● Data shown:

* * * * * * *

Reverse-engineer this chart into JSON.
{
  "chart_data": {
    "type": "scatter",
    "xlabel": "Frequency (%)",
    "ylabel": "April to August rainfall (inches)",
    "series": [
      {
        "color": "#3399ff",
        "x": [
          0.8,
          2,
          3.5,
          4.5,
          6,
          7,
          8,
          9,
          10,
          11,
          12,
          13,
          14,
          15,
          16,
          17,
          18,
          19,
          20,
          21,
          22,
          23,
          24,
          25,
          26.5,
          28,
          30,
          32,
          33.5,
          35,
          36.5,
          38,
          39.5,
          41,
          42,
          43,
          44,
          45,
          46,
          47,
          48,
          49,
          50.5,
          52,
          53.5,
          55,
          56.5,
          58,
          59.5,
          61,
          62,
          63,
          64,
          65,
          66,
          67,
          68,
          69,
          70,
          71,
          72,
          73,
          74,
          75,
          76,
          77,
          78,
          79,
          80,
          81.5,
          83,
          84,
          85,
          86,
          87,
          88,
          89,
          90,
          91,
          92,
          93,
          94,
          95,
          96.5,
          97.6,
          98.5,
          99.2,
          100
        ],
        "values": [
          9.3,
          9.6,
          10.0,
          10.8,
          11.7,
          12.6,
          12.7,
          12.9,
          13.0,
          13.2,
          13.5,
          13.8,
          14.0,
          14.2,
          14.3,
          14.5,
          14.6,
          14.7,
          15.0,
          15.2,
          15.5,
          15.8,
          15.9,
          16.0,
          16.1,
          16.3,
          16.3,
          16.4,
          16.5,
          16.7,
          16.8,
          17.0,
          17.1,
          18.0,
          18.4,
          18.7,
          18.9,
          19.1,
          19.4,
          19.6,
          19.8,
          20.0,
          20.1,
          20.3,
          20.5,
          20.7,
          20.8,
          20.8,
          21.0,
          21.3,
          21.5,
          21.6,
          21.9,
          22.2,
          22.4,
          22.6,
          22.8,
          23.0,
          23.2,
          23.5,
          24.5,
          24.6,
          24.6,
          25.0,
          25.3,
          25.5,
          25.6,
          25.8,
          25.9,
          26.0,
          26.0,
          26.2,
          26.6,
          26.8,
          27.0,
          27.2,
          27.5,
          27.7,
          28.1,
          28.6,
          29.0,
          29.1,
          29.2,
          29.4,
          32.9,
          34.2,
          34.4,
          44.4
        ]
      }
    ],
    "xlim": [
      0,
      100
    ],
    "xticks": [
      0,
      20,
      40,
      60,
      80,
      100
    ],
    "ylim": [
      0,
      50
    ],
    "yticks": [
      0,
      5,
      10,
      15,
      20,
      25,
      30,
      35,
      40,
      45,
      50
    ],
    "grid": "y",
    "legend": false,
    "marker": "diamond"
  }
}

* * * * * * *

Copy all the records above exactly, missing none.

Reverse-engineer this chart into JSON.
{
  "chart_data": {
    "type": "scatter",
    "xlabel": "Frequency (%)",
    "ylabel": "April to August rainfall (inches)",
    "series": [
      {
        "color": "#3399ff",
        "x": [
          0.8,
          2,
          3.5,
          4.5,
          6,
          7,
          8,
          9,
          10,
          11,
          12,
          13,
          14,
          15,
          16,
          17,
          18,
          19,
          20,
          21,
          22,
          23,
          24,
          25,
          26.5,
          28,
          30,
          32,
          33.5,
          35,
          36.5,
          38,
          39.5,
          41,
          42,
          43,
          44,
          45,
          46,
          47,
          48,
          49,
          50.5,
          52,
          53.5,
          55,
          56.5,
          58,
          59.5,
          61,
          62,
          63,
          64,
          65,
          66,
          67,
          68,
          69,
          70,
          71,
          72,
          73,
          74,
          75,
          76,
          77,
          78,
          79,
          80,
          81.5,
          83,
          84,
          85,
          86,
          87,
          88,
          89,
          90,
          91,
          92,
          93,
          94,
          95,
          96.5,
          97.6,
          98.5,
          99.2,
          100
        ],
        "values": [
          9.3,
          9.6,
          10.0,
          10.8,
          11.7,
          12.6,
          12.7,
          12.9,
          13.0,
          13.2,
          13.5,
          13.8,
          14.0,
          14.2,
          14.3,
          14.5,
          14.6,
          14.7,
          15.0,
          15.2,
          15.5,
          15.8,
          15.9,
          16.0,
          16.1,
          16.3,
          16.3,
          16.4,
          16.5,
          16.7,
          16.8,
          17.0,
          17.1,
          18.0,
          18.4,
          18.7,
          18.9,
          19.1,
          19.4,
          19.6,
          19.8,
          20.0,
          20.1,
          20.3,
          20.5,
          20.7,
          20.8,
          20.8,
          21.0,
          21.3,
          21.5,
          21.6,
          21.9,
          22.2,
          22.4,
          22.6,
          22.8,
          23.0,
          23.2,
          23.5,
          24.5,
          24.6,
          24.6,
          25.0,
          25.3,
          25.5,
          25.6,
          25.8,
          25.9,
          26.0,
          26.0,
          26.2,
          26.6,
          26.8,
          27.0,
          27.2,
          27.5,
          27.7,
          28.1,
          28.6,
          29.0,
          29.1,
          29.2,
          29.4,
          32.9,
          34.2,
          34.4,
          44.4
        ]
      }
    ],
    "xlim": [
      0,
      100
    ],
    "xticks": [
      0,
      20,
      40,
      60,
      80,
      100
    ],
    "ylim": [
      0,
      50
    ],
    "yticks": [
      0,
      5,
      10,
      15,
      20,
      25,
      30,
      35,
      40,
      45,
      50
    ],
    "grid": "y",
    "legend": false,
    "marker": "diamond"
  }
}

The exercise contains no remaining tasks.